__What you should do__
Write out all of the entries that follow, word for word, but skip the pictures.

__The input__

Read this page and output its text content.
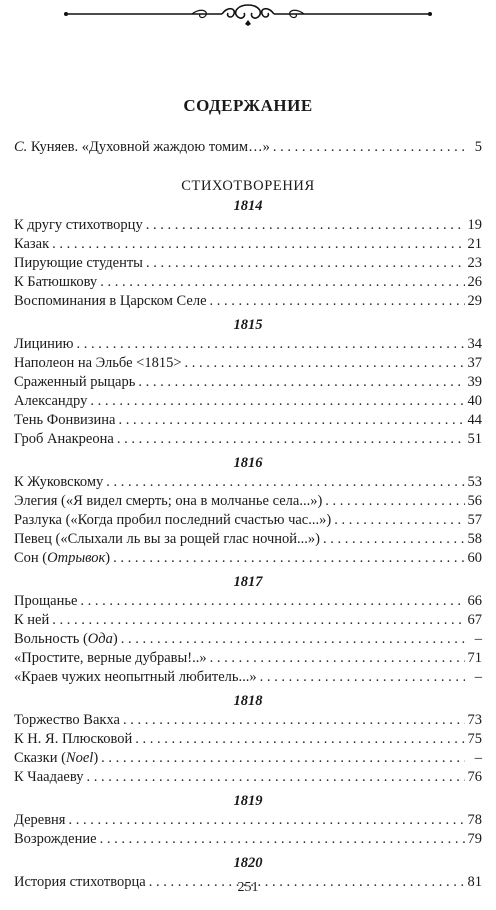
СОДЕРЖАНИЕ
С. Куняев. «Духовной жаждою томим…» . . .	5
СТИХОТВОРЕНИЯ
1814
К другу стихотворцу . . .	19
Казак . . .	21
Пирующие студенты . . .	23
К Батюшкову . . .	26
Воспоминания в Царском Селе . . .	29
1815
Лицинию . . .	34
Наполеон на Эльбе <1815> . . .	37
Сраженный рыцарь . . .	39
Александру . . .	40
Тень Фонвизина . . .	44
Гроб Анакреона . . .	51
1816
К Жуковскому . . .	53
Элегия («Я видел смерть; она в молчанье села...») . . .	56
Разлука («Когда пробил последний счастью час...») . . .	57
Певец («Слыхали ль вы за рощей глас ночной...») . . .	58
Сон (Отрывок) . . .	60
1817
Прощанье . . .	66
К ней . . .	67
Вольность (Ода) . . .	–
«Простите, верные дубравы!..» . . .	71
«Краев чужих неопытный любитель...» . . .	–
1818
Торжество Вакха . . .	73
К Н. Я. Плюсковой . . .	75
Сказки (Noel) . . .	–
К Чаадаеву . . .	76
1819
Деревня . . .	78
Возрождение . . .	79
1820
История стихотворца . . .	81
251
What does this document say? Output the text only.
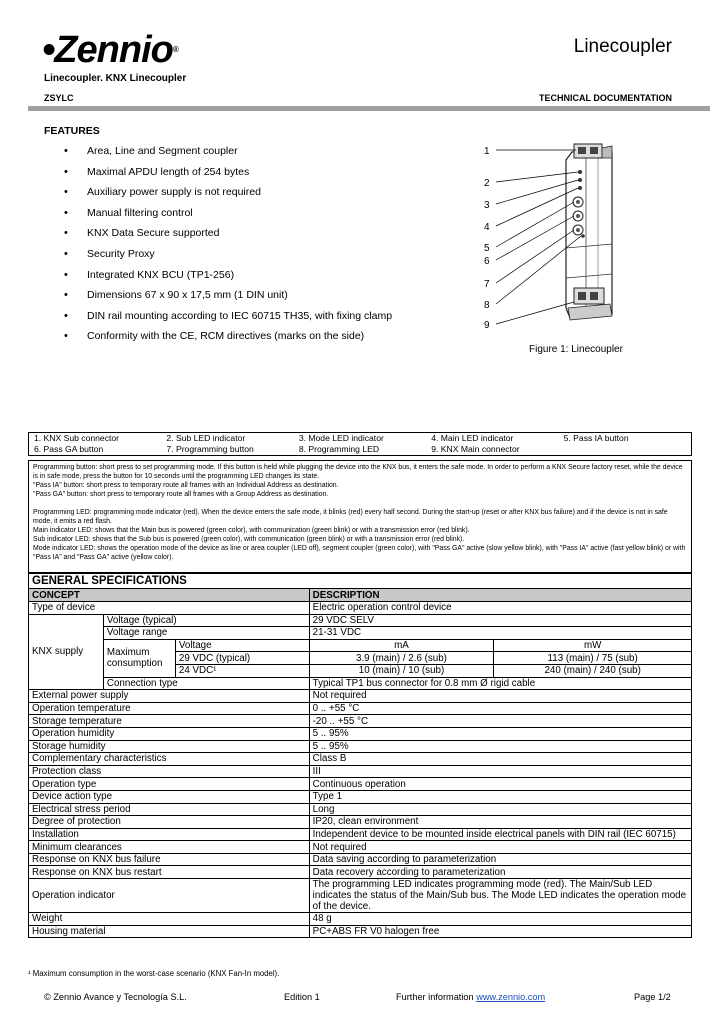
•Zennio®	Linecoupler
Linecoupler. KNX Linecoupler
ZSYLC	TECHNICAL DOCUMENTATION
FEATURES
• Area, Line and Segment coupler
• Maximal APDU length of 254 bytes
• Auxiliary power supply is not required
• Manual filtering control
• KNX Data Secure supported
• Security Proxy
• Integrated KNX BCU (TP1-256)
• Dimensions 67 x 90 x 17,5 mm (1 DIN unit)
• DIN rail mounting according to IEC 60715 TH35, with fixing clamp
• Conformity with the CE, RCM directives (marks on the side)
1
2
3
4
5
6
7
8
9
Figure 1: Linecoupler
1. KNX Sub connector	2. Sub LED indicator	3. Mode LED indicator	4. Main LED indicator	5. Pass IA button
6. Pass GA button	7. Programming button	8. Programming LED	9. KNX Main connector

Programming button: short press to set programming mode. If this button is held while plugging the device into the KNX bus, it enters the safe mode. In order to perform a KNX Secure factory reset, while the device is in safe mode, press the button for 10 seconds until the programming LED changes its state.

"Pass IA" button: short press to temporary route all frames with an Individual Address as destination.

"Pass GA" button: short press to temporary route all frames with a Group Address as destination.

Programming LED: programming mode indicator (red). When the device enters the safe mode, it blinks (red) every half second. During the start-up (reset or after KNX bus failure) and if the device is not in safe mode, it emits a red flash.

Main indicator LED: shows that the Main bus is powered (green color), with communication (green blink) or with a transmission error (red blink).

Sub indicator LED: shows that the Sub bus is powered (green color), with communication (green blink) or with a transmission error (red blink).

Mode indicator LED: shows the operation mode of the device as line or area coupler (LED off), segment coupler (green color), with "Pass GA" active (slow yellow blink), with "Pass IA" active (fast yellow blink) or with "Pass IA" and "Pass GA" active (yellow color).

GENERAL SPECIFICATIONS				
CONCEPT			DESCRIPTION	
Type of device			Electric operation control device	
KNX supply	Voltage (typical)		29 VDC SELV	
	Voltage range		21-31 VDC	
	Maximum consumption	Voltage	mA	mW
		29 VDC (typical)	3.9 (main) / 2.6 (sub)	113 (main) / 75 (sub)
		24 VDC¹	10 (main) / 10 (sub)	240 (main) / 240 (sub)
	Connection type		Typical TP1 bus connector for 0.8 mm Ø rigid cable	
External power supply			Not required	
Operation temperature			0 .. +55 °C	
Storage temperature			-20 .. +55 °C	
Operation humidity			5 .. 95%	
Storage humidity			5 .. 95%	
Complementary characteristics			Class B	
Protection class			III	
Operation type			Continuous operation	
Device action type			Type 1	
Electrical stress period			Long	
Degree of protection			IP20, clean environment	
Installation			Independent device to be mounted inside electrical panels with DIN rail (IEC 60715)	
Minimum clearances			Not required	
Response on KNX bus failure			Data saving according to parameterization	
Response on KNX bus restart			Data recovery according to parameterization	
Operation indicator			The programming LED indicates programming mode (red). The Main/Sub LED indicates the status of the Main/Sub bus. The Mode LED indicates the operation mode of the device.	
Weight			48 g	
Housing material			PC+ABS FR V0 halogen free	
¹ Maximum consumption in the worst-case scenario (KNX Fan-In model).
© Zennio Avance y Tecnología S.L.	Edition 1	Further information www.zennio.com	Page 1/2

__Problem solution__
Read this page and output its text content.
СОДЕРЖАНИЕ
С. Куняев. «Духовной жаждою томим…» . . .	5
СТИХОТВОРЕНИЯ
1814
К другу стихотворцу . . .	19
Казак . . .	21
Пирующие студенты . . .	23
К Батюшкову . . .	26
Воспоминания в Царском Селе . . .	29
1815
Лицинию . . .	34
Наполеон на Эльбе <1815> . . .	37
Сраженный рыцарь . . .	39
Александру . . .	40
Тень Фонвизина . . .	44
Гроб Анакреона . . .	51
1816
К Жуковскому . . .	53
Элегия («Я видел смерть; она в молчанье села...») . . .	56
Разлука («Когда пробил последний счастью час...») . . .	57
Певец («Слыхали ль вы за рощей глас ночной...») . . .	58
Сон (Отрывок) . . .	60
1817
Прощанье . . .	66
К ней . . .	67
Вольность (Ода) . . .	–
«Простите, верные дубравы!..» . . .	71
«Краев чужих неопытный любитель...» . . .	–
1818
Торжество Вакха . . .	73
К Н. Я. Плюсковой . . .	75
Сказки (Noel) . . .	–
К Чаадаеву . . .	76
1819
Деревня . . .	78
Возрождение . . .	79
1820
История стихотворца . . .	81
251
What does this document say? Output the text only.
•Zennio®	Linecoupler
Linecoupler. KNX Linecoupler
ZSYLC	TECHNICAL DOCUMENTATION
FEATURES
• Area, Line and Segment coupler
• Maximal APDU length of 254 bytes
• Auxiliary power supply is not required
• Manual filtering control
• KNX Data Secure supported
• Security Proxy
• Integrated KNX BCU (TP1-256)
• Dimensions 67 x 90 x 17,5 mm (1 DIN unit)
• DIN rail mounting according to IEC 60715 TH35, with fixing clamp
• Conformity with the CE, RCM directives (marks on the side)
1
2
3
4
5
6
7
8
9
Figure 1: Linecoupler
1. KNX Sub connector	2. Sub LED indicator	3. Mode LED indicator	4. Main LED indicator	5. Pass IA button
6. Pass GA button	7. Programming button	8. Programming LED	9. KNX Main connector

Programming button: short press to set programming mode. If this button is held while plugging the device into the KNX bus, it enters the safe mode. In order to perform a KNX Secure factory reset, while the device is in safe mode, press the button for 10 seconds until the programming LED changes its state.

"Pass IA" button: short press to temporary route all frames with an Individual Address as destination.

"Pass GA" button: short press to temporary route all frames with a Group Address as destination.

Programming LED: programming mode indicator (red). When the device enters the safe mode, it blinks (red) every half second. During the start-up (reset or after KNX bus failure) and if the device is not in safe mode, it emits a red flash.

Main indicator LED: shows that the Main bus is powered (green color), with communication (green blink) or with a transmission error (red blink).

Sub indicator LED: shows that the Sub bus is powered (green color), with communication (green blink) or with a transmission error (red blink).

Mode indicator LED: shows the operation mode of the device as line or area coupler (LED off), segment coupler (green color), with "Pass GA" active (slow yellow blink), with "Pass IA" active (fast yellow blink) or with "Pass IA" and "Pass GA" active (yellow color).

GENERAL SPECIFICATIONS				
CONCEPT			DESCRIPTION	
Type of device			Electric operation control device	
KNX supply	Voltage (typical)		29 VDC SELV	
	Voltage range		21-31 VDC	
	Maximum consumption	Voltage	mA	mW
		29 VDC (typical)	3.9 (main) / 2.6 (sub)	113 (main) / 75 (sub)
		24 VDC¹	10 (main) / 10 (sub)	240 (main) / 240 (sub)
	Connection type		Typical TP1 bus connector for 0.8 mm Ø rigid cable	
External power supply			Not required	
Operation temperature			0 .. +55 °C	
Storage temperature			-20 .. +55 °C	
Operation humidity			5 .. 95%	
Storage humidity			5 .. 95%	
Complementary characteristics			Class B	
Protection class			III	
Operation type			Continuous operation	
Device action type			Type 1	
Electrical stress period			Long	
Degree of protection			IP20, clean environment	
Installation			Independent device to be mounted inside electrical panels with DIN rail (IEC 60715)	
Minimum clearances			Not required	
Response on KNX bus failure			Data saving according to parameterization	
Response on KNX bus restart			Data recovery according to parameterization	
Operation indicator			The programming LED indicates programming mode (red). The Main/Sub LED indicates the status of the Main/Sub bus. The Mode LED indicates the operation mode of the device.	
Weight			48 g	
Housing material			PC+ABS FR V0 halogen free	
¹ Maximum consumption in the worst-case scenario (KNX Fan-In model).
© Zennio Avance y Tecnología S.L.	Edition 1	Further information www.zennio.com	Page 1/2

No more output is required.